TASK STATEMENT: Take the material below and retype it in full; pictures are left out.

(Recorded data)
■ ■ ■ ■ ■

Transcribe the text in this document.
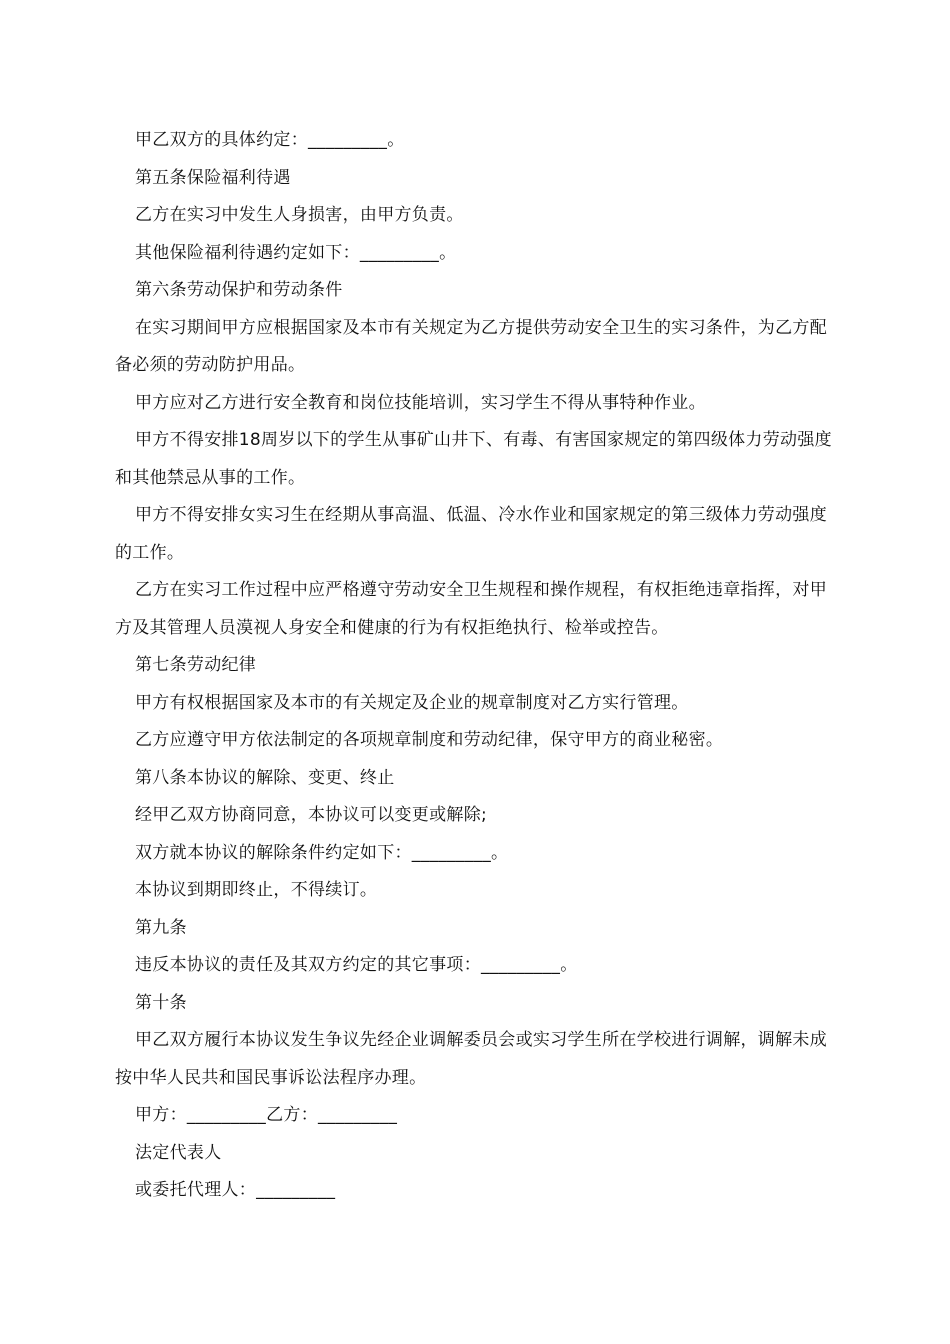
甲乙双方的具体约定：_________。

第五条保险福利待遇

乙方在实习中发生人身损害，由甲方负责。

其他保险福利待遇约定如下：_________。

第六条劳动保护和劳动条件

在实习期间甲方应根据国家及本市有关规定为乙方提供劳动安全卫生的实习条件，为乙方配备必须的劳动防护用品。

甲方应对乙方进行安全教育和岗位技能培训，实习学生不得从事特种作业。

甲方不得安排18周岁以下的学生从事矿山井下、有毒、有害国家规定的第四级体力劳动强度和其他禁忌从事的工作。

甲方不得安排女实习生在经期从事高温、低温、冷水作业和国家规定的第三级体力劳动强度的工作。

乙方在实习工作过程中应严格遵守劳动安全卫生规程和操作规程，有权拒绝违章指挥，对甲方及其管理人员漠视人身安全和健康的行为有权拒绝执行、检举或控告。

第七条劳动纪律

甲方有权根据国家及本市的有关规定及企业的规章制度对乙方实行管理。

乙方应遵守甲方依法制定的各项规章制度和劳动纪律，保守甲方的商业秘密。

第八条本协议的解除、变更、终止

经甲乙双方协商同意，本协议可以变更或解除;

双方就本协议的解除条件约定如下：_________。

本协议到期即终止，不得续订。

第九条

违反本协议的责任及其双方约定的其它事项：_________。

第十条

甲乙双方履行本协议发生争议先经企业调解委员会或实习学生所在学校进行调解，调解未成按中华人民共和国民事诉讼法程序办理。

甲方：_________乙方：_________

法定代表人

或委托代理人：_________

■ ■ ■ ■ ■

FULL SOLUTION:
Transcribe the text in this document.
甲乙双方的具体约定：_________。

第五条保险福利待遇

乙方在实习中发生人身损害，由甲方负责。

其他保险福利待遇约定如下：_________。

第六条劳动保护和劳动条件

在实习期间甲方应根据国家及本市有关规定为乙方提供劳动安全卫生的实习条件，为乙方配备必须的劳动防护用品。

甲方应对乙方进行安全教育和岗位技能培训，实习学生不得从事特种作业。

甲方不得安排18周岁以下的学生从事矿山井下、有毒、有害国家规定的第四级体力劳动强度和其他禁忌从事的工作。

甲方不得安排女实习生在经期从事高温、低温、冷水作业和国家规定的第三级体力劳动强度的工作。

乙方在实习工作过程中应严格遵守劳动安全卫生规程和操作规程，有权拒绝违章指挥，对甲方及其管理人员漠视人身安全和健康的行为有权拒绝执行、检举或控告。

第七条劳动纪律

甲方有权根据国家及本市的有关规定及企业的规章制度对乙方实行管理。

乙方应遵守甲方依法制定的各项规章制度和劳动纪律，保守甲方的商业秘密。

第八条本协议的解除、变更、终止

经甲乙双方协商同意，本协议可以变更或解除;

双方就本协议的解除条件约定如下：_________。

本协议到期即终止，不得续订。

第九条

违反本协议的责任及其双方约定的其它事项：_________。

第十条

甲乙双方履行本协议发生争议先经企业调解委员会或实习学生所在学校进行调解，调解未成按中华人民共和国民事诉讼法程序办理。

甲方：_________乙方：_________

法定代表人

或委托代理人：_________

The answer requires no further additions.